*TEXT EXCERPT:*
==========

The Black spends many pages trying to get into Satan’s paddock, and eventually succeeds by…using a loading ramp as like a liftoff point? It’s so insane, you guys. He somehow gallops up this slight hill and uses it to gain enough height to jump the fence. He gets into the paddock and proceeds to beat the everloving shit out of Satan. Remember when Alec was all “oh, the Black will recognize his son!” Yeah. No.

Henry wakes up and hears what’s going on, and then wakes Alec. He tries to chase the Black away from Satan with a pitchfork, and then a whip, which gets the Black’s attention in a murderous way. Alec arrives just in time to prevent Henry from dying gruesomely, and calms the Black down.

Alec and Henry have a whole conversation that boils down to: the Black is still a wild horse, and he’s got all these instincts for violence and freeeeeeeedoooooooommmmm, and he needs to go have like a back to the land vacation where he runs out for a while. Over the course of this conversation they spend many, many, many pages recapping all of the previous books. All of them.

Henry shook his head in disgust. “Alec, if you’re going to bother tellin’ me the whole story of the Black again, you’d better just save your breath an’ I’ll save you some time.

AND THEN HE RECAPS ANYWAY.

At the end of this endless conversation, Henry and Alec decide to fly the Black out west, to spend time with a friend of Henry’s who has apparently thousands upon thousands of acres of fenced-in irrigated pasture in Southern California, because fuck you, water conservation.

The chapter ends with this bit of weirdness, which will become a recurring theme in the book.

He’d tell the great stallion what they were going to do, and somehow the Black would understand. Not from his words, but through some other way, which he himself didn’t understand and could only accept.

Yeah. It comes out in this book that Alec and the Black have their own language. It’s like nonsense sounds and noises and maybe also telepathy. Several outside observers comment on it. This is a thing that really happens in this book.

So, the next thing that happens is one of the more batshit insane things that has happened so far in the Black Stallion books. (SO FAR.)

Basically: they are on the plane heading to California. The plane encounters some turbulence, and the Black gets a little nervous, and a little overly warm and sweaty. Alec leaves him alone for a few minutes to look out the front cockpit window, and while he’s there one of the pilots gives the Black a big bucket of ice-cold water.

==========

*MATERIAL PROVIDED:*

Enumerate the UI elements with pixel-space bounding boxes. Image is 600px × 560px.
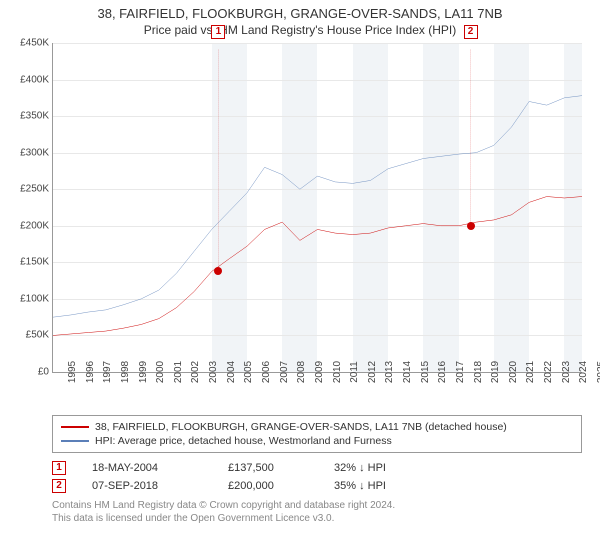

==========

*TASKS AND EXERCISES:*
1. Rewrite the part of the Black Stallion recap that opens with the words containing "He’d tell the" and closes with "in this book.", putting "mind reading" in place of "telepathy".
2. Write the next part of the Black Stallion recap, picking up after its final sentence.
The listing has no connection to the Black Stallion recap.

*THE RESULTS:*
1.
He’d tell the great stallion what they were going to do, and somehow the Black would understand. Not from his words, but through some other way, which he himself didn’t understand and could only accept.

Yeah. It comes out in this book that Alec and the Black have their own language. It’s like nonsense sounds and noises and maybe also mind reading. Several outside observers comment on it. This is a thing that really happens in this book.

2.
What happens next is something that I’ve always though of as the Black Beauty Fallacy. For a long time in horsekeeping there was a theory that cold water + hot horse is a trigger for gas colic. It was the mistake Joe made after Beauty got back from bringing the doctor. Thanks to modern science, we know it’s bullshit. I’m not sure if Walter Farley could have known it’s bullshit; this book was written in 196? and that particular myth may well have still been hanging in there.

Anyway, thanks to the plot, the Black colics. Bad. And as we’ve already established the Black’s response to everything is to try violence first. So he absolutely looses his shit in the cargo hold of this small plane, which is small enough to crash because of this.

Just before the plane crashes, though, Alec falls out the door, which mysteriously popped open. Shittiest safety door ever. He falls through many, many trees and hits the ground.

And I’m just going to address this here, briefly: later on the pilots tell searchers that they saw Alec ride the Black away from the crash. It’s pretty clearly stated as conclusive evidence that they’re both alive. Is this just a massive plot hole? Were the pilots lying? Is this all some big conspiracy? What the hell?

Alec wakes and he is in really bad shape. I’m not going to recap the next 50 or so pages in detail, because here’s what happens: he has amnesia and thinks his name is McGregor because that’s what it says on his clothes, he gets rides from a bunch of strangers, he becomes convinced that he’s a wanted criminal who robbed a diner.

No one cares what Alec is up to, because the Black? Is up to some completely fucking insane stuff. Like, you know, BATTLING TO THE DEATH AGAINST A BULL MOOSE. YEAH. YOU READ THAT RIGHT.

[The Black] whirled to meet the headlong rush of an enemy from the cover of the woods.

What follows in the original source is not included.